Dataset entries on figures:
------------------------------------------------------------

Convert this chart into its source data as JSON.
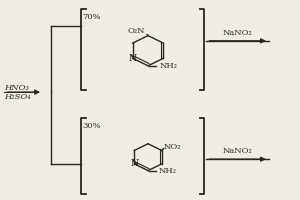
{
  "bg_color": "#f0ece6",
  "text_color": "#2a2520",
  "top_percent": "70%",
  "bot_percent": "30%",
  "top_reagent": "NaNO₂",
  "bot_reagent": "NaNO₂",
  "left_label_top": "HNO₃",
  "left_label_bot": "H₂SO₄"
}
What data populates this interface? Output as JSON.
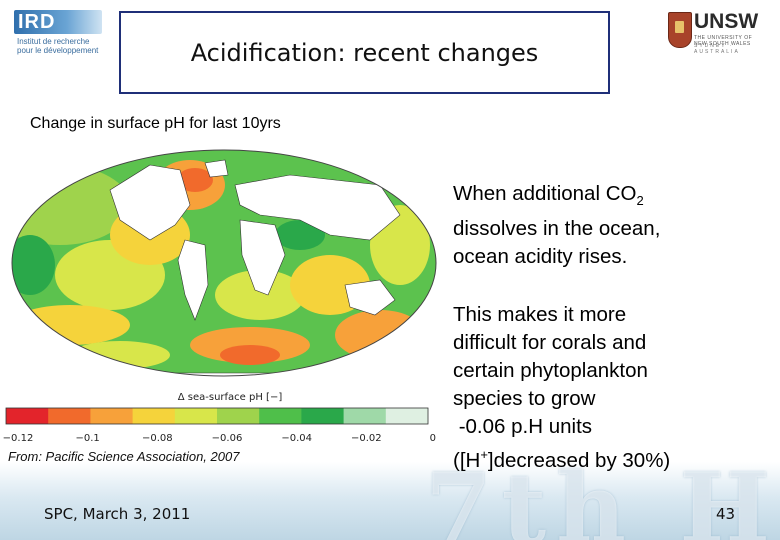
{
  "header": {
    "title": "Acidification: recent changes",
    "left_logo": {
      "name": "IRD",
      "subtext": "Institut de recherche pour le développement"
    },
    "right_logo": {
      "name": "UNSW",
      "subtext": "THE UNIVERSITY OF NEW SOUTH WALES",
      "subtext2": "SYDNEY · AUSTRALIA"
    }
  },
  "subtitle": "Change in surface pH for last 10yrs",
  "map": {
    "colorbar_label": "Δ sea-surface pH [−]",
    "colorbar_ticks": [
      "−0.12",
      "−0.1",
      "−0.08",
      "−0.06",
      "−0.04",
      "−0.02",
      "0"
    ],
    "colors": [
      "#e3242b",
      "#f16a2c",
      "#f7a13a",
      "#f5d33b",
      "#d8e64a",
      "#9fd34c",
      "#4fbf4a",
      "#2aa84a",
      "#9fd9a8",
      "#dff0e2"
    ]
  },
  "source": "From: Pacific Science Association, 2007",
  "right_text": {
    "p1_before_sub": "When additional CO",
    "p1_sub": "2",
    "p1_line2": "dissolves in the ocean,",
    "p1_line3": "ocean acidity rises.",
    "p2_line1": "This makes it more",
    "p2_line2": "difficult for corals and",
    "p2_line3": "certain phytoplankton",
    "p2_line4": "species to grow",
    "p2_line5": " -0.06 p.H units",
    "p2_line6_before": "([H",
    "p2_line6_sup": "+",
    "p2_line6_after": "]decreased by 30%)"
  },
  "footer": {
    "left": "SPC, March 3, 2011",
    "page_number": "43",
    "watermark": "7th HCF"
  }
}
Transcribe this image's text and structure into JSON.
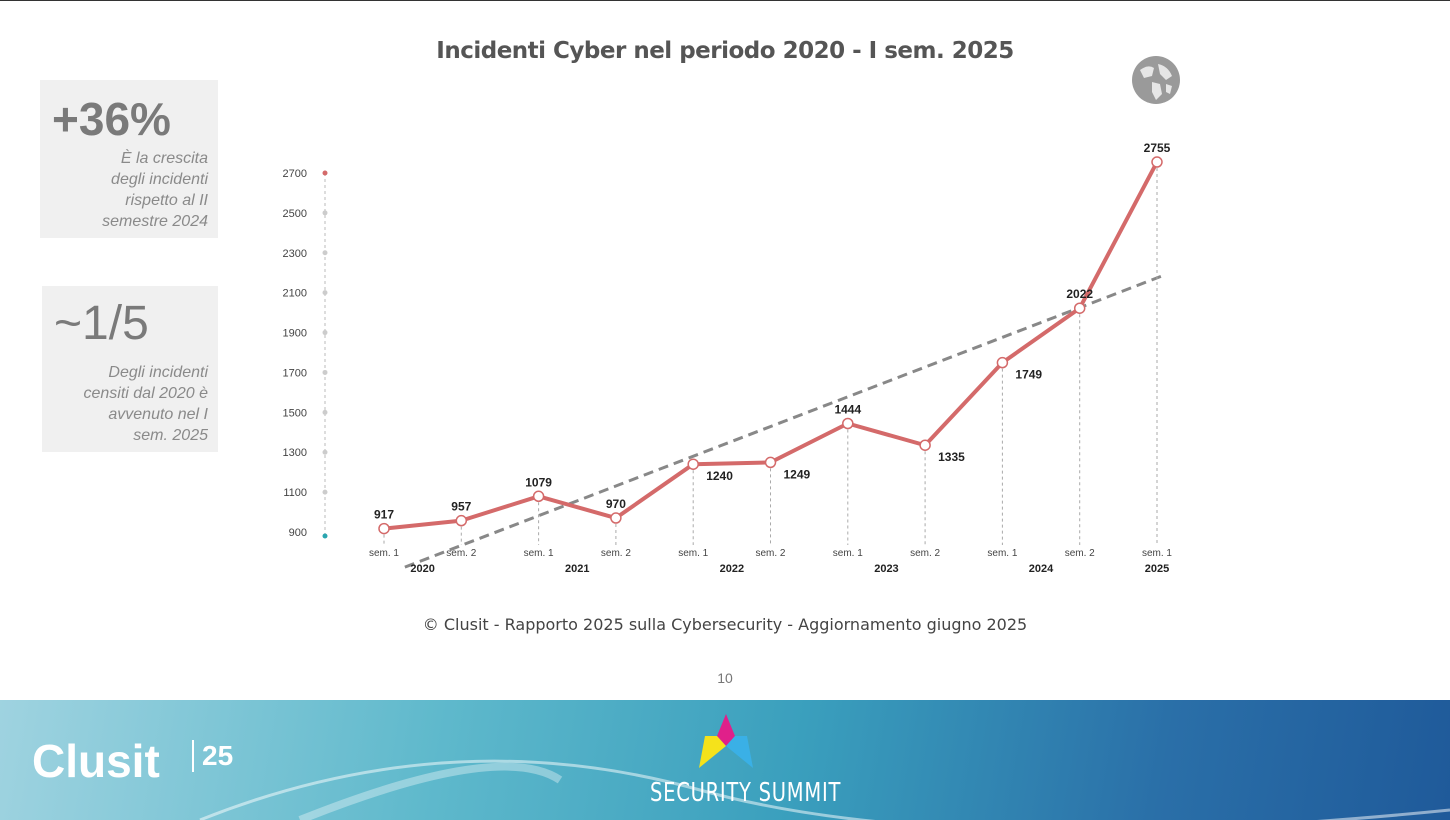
{
  "title": "Incidenti Cyber nel periodo 2020 - I sem. 2025",
  "stats": [
    {
      "value": "+36%",
      "text": [
        "È la crescita",
        "degli incidenti",
        "rispetto al II",
        "semestre 2024"
      ]
    },
    {
      "value": "~1/5",
      "text": [
        "Degli incidenti",
        "censiti dal 2020 è",
        "avvenuto nel I",
        "sem. 2025"
      ]
    }
  ],
  "icon": "globe-icon",
  "chart_data": {
    "type": "line",
    "x": [
      "sem. 1",
      "sem. 2",
      "sem. 1",
      "sem. 2",
      "sem. 1",
      "sem. 2",
      "sem. 1",
      "sem. 2",
      "sem. 1",
      "sem. 2",
      "sem. 1"
    ],
    "years": [
      {
        "label": "2020",
        "span": [
          0,
          1
        ]
      },
      {
        "label": "2021",
        "span": [
          2,
          3
        ]
      },
      {
        "label": "2022",
        "span": [
          4,
          5
        ]
      },
      {
        "label": "2023",
        "span": [
          6,
          7
        ]
      },
      {
        "label": "2024",
        "span": [
          8,
          9
        ]
      },
      {
        "label": "2025",
        "span": [
          10,
          10
        ]
      }
    ],
    "values": [
      917,
      957,
      1079,
      970,
      1240,
      1249,
      1444,
      1335,
      1749,
      2022,
      2755
    ],
    "label_below": [
      false,
      false,
      false,
      false,
      true,
      true,
      false,
      true,
      true,
      false,
      false
    ],
    "yticks": [
      900,
      1100,
      1300,
      1500,
      1700,
      1900,
      2100,
      2300,
      2500,
      2700
    ],
    "ylim": [
      900,
      2700
    ],
    "trendline": "linear",
    "line_color": "#d46a6a",
    "trend_color": "#888888",
    "grid": false
  },
  "source": "© Clusit - Rapporto 2025 sulla Cybersecurity - Aggiornamento giugno 2025",
  "page_number": "10",
  "footer": {
    "left_logo": "Clusit",
    "left_logo_badge": "25",
    "right_logo": "SECURITY SUMMIT"
  }
}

------------------------------------------------------------

WORK INSTRUCTIONS — Copy every line of the data exactly as written, excluding the pictures.

REPLY —
Convert this chart into its source data as JSON.
{
  "bg_color": "#f0ece6",
  "text_color": "#2a2520",
  "top_percent": "70%",
  "bot_percent": "30%",
  "top_reagent": "NaNO₂",
  "bot_reagent": "NaNO₂",
  "left_label_top": "HNO₃",
  "left_label_bot": "H₂SO₄"
}
What data populates this interface? Output as JSON.
{
  "header": {
    "title": "Acidification: recent changes",
    "left_logo": {
      "name": "IRD",
      "subtext": "Institut de recherche pour le développement"
    },
    "right_logo": {
      "name": "UNSW",
      "subtext": "THE UNIVERSITY OF NEW SOUTH WALES",
      "subtext2": "SYDNEY · AUSTRALIA"
    }
  },
  "subtitle": "Change in surface pH for last 10yrs",
  "map": {
    "colorbar_label": "Δ sea-surface pH [−]",
    "colorbar_ticks": [
      "−0.12",
      "−0.1",
      "−0.08",
      "−0.06",
      "−0.04",
      "−0.02",
      "0"
    ],
    "colors": [
      "#e3242b",
      "#f16a2c",
      "#f7a13a",
      "#f5d33b",
      "#d8e64a",
      "#9fd34c",
      "#4fbf4a",
      "#2aa84a",
      "#9fd9a8",
      "#dff0e2"
    ]
  },
  "source": "From: Pacific Science Association, 2007",
  "right_text": {
    "p1_before_sub": "When additional CO",
    "p1_sub": "2",
    "p1_line2": "dissolves in the ocean,",
    "p1_line3": "ocean acidity rises.",
    "p2_line1": "This makes it more",
    "p2_line2": "difficult for corals and",
    "p2_line3": "certain phytoplankton",
    "p2_line4": "species to grow",
    "p2_line5": " -0.06 p.H units",
    "p2_line6_before": "([H",
    "p2_line6_sup": "+",
    "p2_line6_after": "]decreased by 30%)"
  },
  "footer": {
    "left": "SPC, March 3, 2011",
    "page_number": "43",
    "watermark": "7th HCF"
  }
}
Transcribe this image's text and structure into JSON.
{
  "title": "Incidenti Cyber nel periodo 2020 - I sem. 2025",
  "stats": [
    {
      "value": "+36%",
      "text": [
        "È la crescita",
        "degli incidenti",
        "rispetto al II",
        "semestre 2024"
      ]
    },
    {
      "value": "~1/5",
      "text": [
        "Degli incidenti",
        "censiti dal 2020 è",
        "avvenuto nel I",
        "sem. 2025"
      ]
    }
  ],
  "icon": "globe-icon",
  "chart_data": {
    "type": "line",
    "x": [
      "sem. 1",
      "sem. 2",
      "sem. 1",
      "sem. 2",
      "sem. 1",
      "sem. 2",
      "sem. 1",
      "sem. 2",
      "sem. 1",
      "sem. 2",
      "sem. 1"
    ],
    "years": [
      {
        "label": "2020",
        "span": [
          0,
          1
        ]
      },
      {
        "label": "2021",
        "span": [
          2,
          3
        ]
      },
      {
        "label": "2022",
        "span": [
          4,
          5
        ]
      },
      {
        "label": "2023",
        "span": [
          6,
          7
        ]
      },
      {
        "label": "2024",
        "span": [
          8,
          9
        ]
      },
      {
        "label": "2025",
        "span": [
          10,
          10
        ]
      }
    ],
    "values": [
      917,
      957,
      1079,
      970,
      1240,
      1249,
      1444,
      1335,
      1749,
      2022,
      2755
    ],
    "label_below": [
      false,
      false,
      false,
      false,
      true,
      true,
      false,
      true,
      true,
      false,
      false
    ],
    "yticks": [
      900,
      1100,
      1300,
      1500,
      1700,
      1900,
      2100,
      2300,
      2500,
      2700
    ],
    "ylim": [
      900,
      2700
    ],
    "trendline": "linear",
    "line_color": "#d46a6a",
    "trend_color": "#888888",
    "grid": false
  },
  "source": "© Clusit - Rapporto 2025 sulla Cybersecurity - Aggiornamento giugno 2025",
  "page_number": "10",
  "footer": {
    "left_logo": "Clusit",
    "left_logo_badge": "25",
    "right_logo": "SECURITY SUMMIT"
  }
}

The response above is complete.